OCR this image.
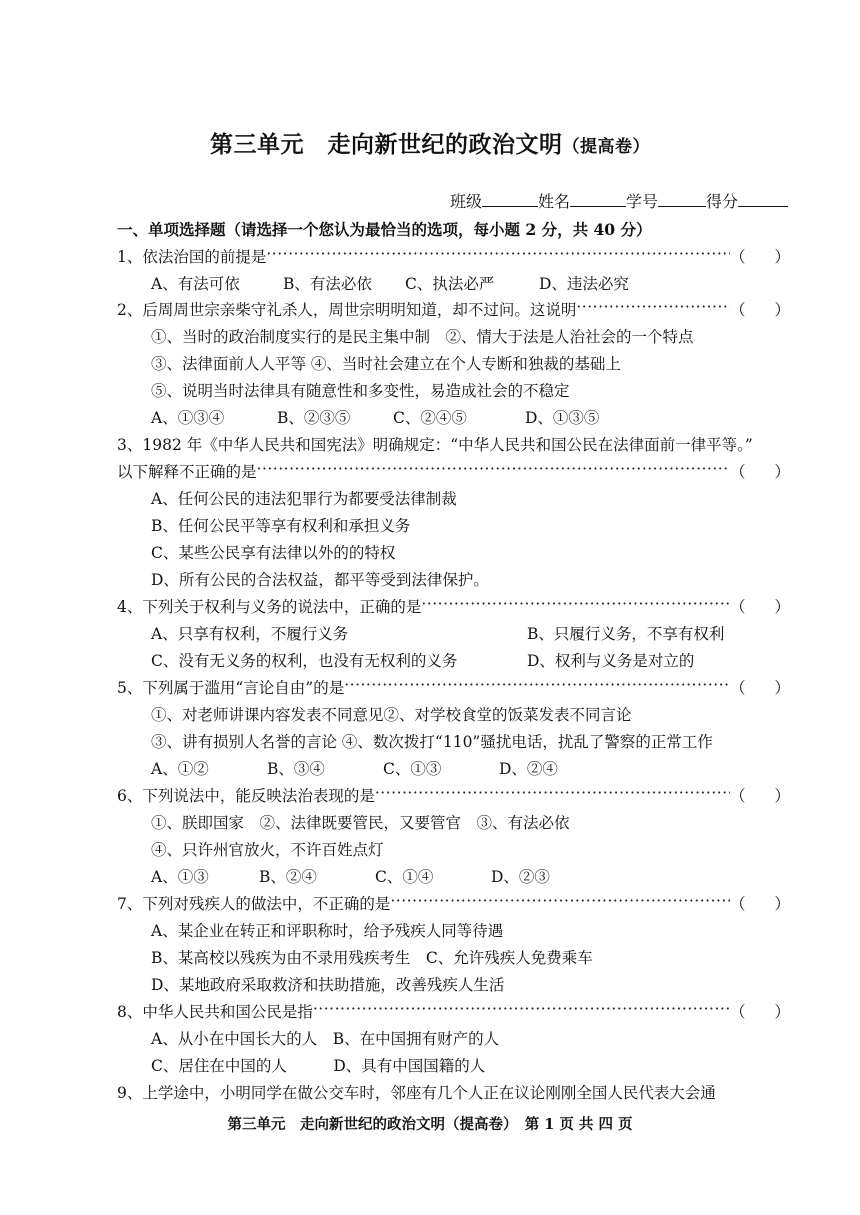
第三单元　走向新世纪的政治文明（提高卷）
班级	姓名	学号	得分
一、单项选择题（请选择一个您认为最恰当的选项，每小题 2 分，共 40 分）
1、依法治国的前提是 ·····	（ ）
A、有法可依	B、有法必依 C、执法必严	D、违法必究
2、后周周世宗亲柴守礼杀人，周世宗明明知道，却不过问。这说明 ·····	（ ）
①、当时的政治制度实行的是民主集中制　②、情大于法是人治社会的一个特点
③、法律面前人人平等 ④、当时社会建立在个人专断和独裁的基础上
⑤、说明当时法律具有随意性和多变性，易造成社会的不稳定
A、①③④	B、②③⑤	C、②④⑤	D、①③⑤
3、1982 年《中华人民共和国宪法》明确规定：“中华人民共和国公民在法律面前一律平等。”
以下解释不正确的是 ·····	（ ）
A、任何公民的违法犯罪行为都要受法律制裁
B、任何公民平等享有权利和承担义务
C、某些公民享有法律以外的的特权
D、所有公民的合法权益，都平等受到法律保护。
4、下列关于权利与义务的说法中，正确的是 ·····	（ ）
A、只享有权利，不履行义务	B、只履行义务，不享有权利
C、没有无义务的权利，也没有无权利的义务	D、权利与义务是对立的
5、下列属于滥用“言论自由”的是 ·····	（ ）
①、对老师讲课内容发表不同意见②、对学校食堂的饭菜发表不同言论
③、讲有损别人名誉的言论 ④、数次拨打“110”骚扰电话，扰乱了警察的正常工作
A、①②	B、③④	C、①③	D、②④
6、下列说法中，能反映法治表现的是 ·····	（ ）
①、朕即国家　②、法律既要管民，又要管官　③、有法必依
④、只许州官放火，不许百姓点灯
A、①③	B、②④	C、①④	D、②③
7、下列对残疾人的做法中，不正确的是 ·····	（ ）
A、某企业在转正和评职称时，给予残疾人同等待遇
B、某高校以残疾为由不录用残疾考生　C、允许残疾人免费乘车
D、某地政府采取救济和扶助措施，改善残疾人生活
8、中华人民共和国公民是指 ·····	（ ）
A、从小在中国长大的人　B、在中国拥有财产的人
C、居住在中国的人　　　D、具有中国国籍的人
9、上学途中，小明同学在做公交车时，邻座有几个人正在议论刚刚全国人民代表大会通
第三单元　走向新世纪的政治文明（提高卷）　第 1 页 共 四 页
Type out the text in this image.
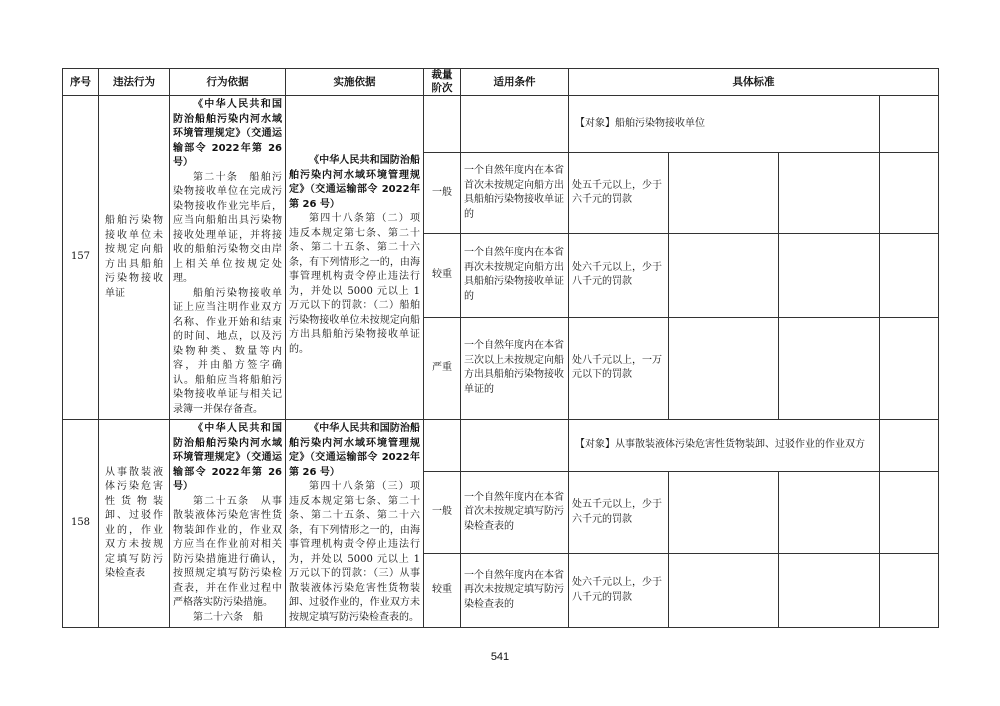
序号	违法行为	行为依据	实施依据	裁量阶次	适用条件	具体标准			
157	船舶污染物接收单位未按规定向船方出具船舶污染物接收单证	《中华人民共和国防治船舶污染内河水域环境管理规定》（交通运输部令 2022年第 26 号）
第二十条　船舶污染物接收单位在完成污染物接收作业完毕后，应当向船舶出具污染物接收处理单证，并将接收的船舶污染物交由岸上相关单位按规定处理。
船舶污染物接收单证上应当注明作业双方名称、作业开始和结束的时间、地点，以及污染物种类、数量等内容，并由船方签字确认。船舶应当将船舶污染物接收单证与相关记录簿一并保存备查。	《中华人民共和国防治船舶污染内河水域环境管理规定》（交通运输部令 2022年第 26 号）
第四十八条第（二）项 违反本规定第七条、第二十条、第二十五条、第二十六条，有下列情形之一的，由海事管理机构责令停止违法行为，并处以 5000 元以上 1 万元以下的罚款：（二）船舶污染物接收单位未按规定向船方出具船舶污染物接收单证的。			【对象】船舶污染物接收单位			
				一般	一个自然年度内在本省首次未按规定向船方出具船舶污染物接收单证的	处五千元以上，少于六千元的罚款			
				较重	一个自然年度内在本省再次未按规定向船方出具船舶污染物接收单证的	处六千元以上，少于八千元的罚款			
				严重	一个自然年度内在本省三次以上未按规定向船方出具船舶污染物接收单证的	处八千元以上，一万元以下的罚款			
158	从事散装液体污染危害性货物装卸、过驳作业的，作业双方未按规定填写防污染检查表	《中华人民共和国防治船舶污染内河水域环境管理规定》（交通运输部令 2022年第 26 号）
第二十五条　从事散装液体污染危害性货物装卸作业的，作业双方应当在作业前对相关防污染措施进行确认，按照规定填写防污染检查表，并在作业过程中严格落实防污染措施。
第二十六条　船	《中华人民共和国防治船舶污染内河水域环境管理规定》（交通运输部令 2022年第 26 号）
第四十八条第（三）项 违反本规定第七条、第二十条、第二十五条、第二十六条，有下列情形之一的，由海事管理机构责令停止违法行为，并处以 5000 元以上 1 万元以下的罚款：（三）从事散装液体污染危害性货物装卸、过驳作业的，作业双方未按规定填写防污染检查表的。			【对象】从事散装液体污染危害性货物装卸、过驳作业的作业双方			
				一般	一个自然年度内在本省首次未按规定填写防污染检查表的	处五千元以上，少于六千元的罚款			
				较重	一个自然年度内在本省再次未按规定填写防污染检查表的	处六千元以上，少于八千元的罚款			
541
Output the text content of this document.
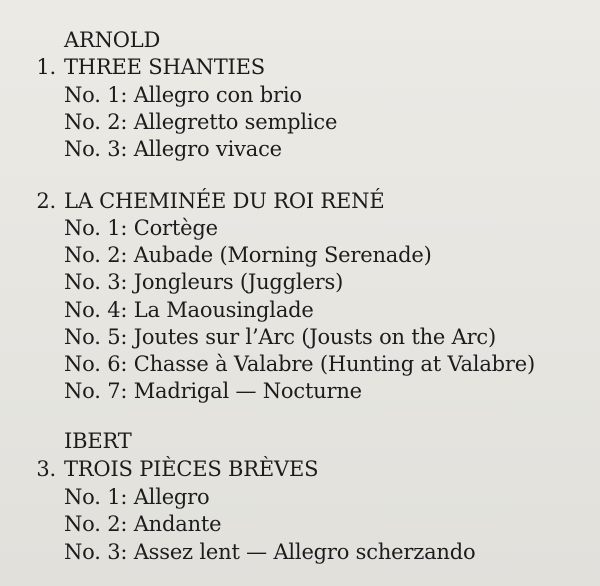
ARNOLD
1. THREE SHANTIES
No. 1: Allegro con brio
No. 2: Allegretto semplice
No. 3: Allegro vivace
2. LA CHEMINÉE DU ROI RENÉ
No. 1: Cortège
No. 2: Aubade (Morning Serenade)
No. 3: Jongleurs (Jugglers)
No. 4: La Maousinglade
No. 5: Joutes sur l’Arc (Jousts on the Arc)
No. 6: Chasse à Valabre (Hunting at Valabre)
No. 7: Madrigal — Nocturne
IBERT
3. TROIS PIÈCES BRÈVES
No. 1: Allegro
No. 2: Andante
No. 3: Assez lent — Allegro scherzando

·····

Repeat exactly the lines from the one containing "Output the text content of this document." through the last line of the records above, both included, and leave out the pictures.

Output the text content of this document.
ARNOLD
1. THREE SHANTIES
No. 1: Allegro con brio
No. 2: Allegretto semplice
No. 3: Allegro vivace
2. LA CHEMINÉE DU ROI RENÉ
No. 1: Cortège
No. 2: Aubade (Morning Serenade)
No. 3: Jongleurs (Jugglers)
No. 4: La Maousinglade
No. 5: Joutes sur l’Arc (Jousts on the Arc)
No. 6: Chasse à Valabre (Hunting at Valabre)
No. 7: Madrigal — Nocturne
IBERT
3. TROIS PIÈCES BRÈVES
No. 1: Allegro
No. 2: Andante
No. 3: Assez lent — Allegro scherzando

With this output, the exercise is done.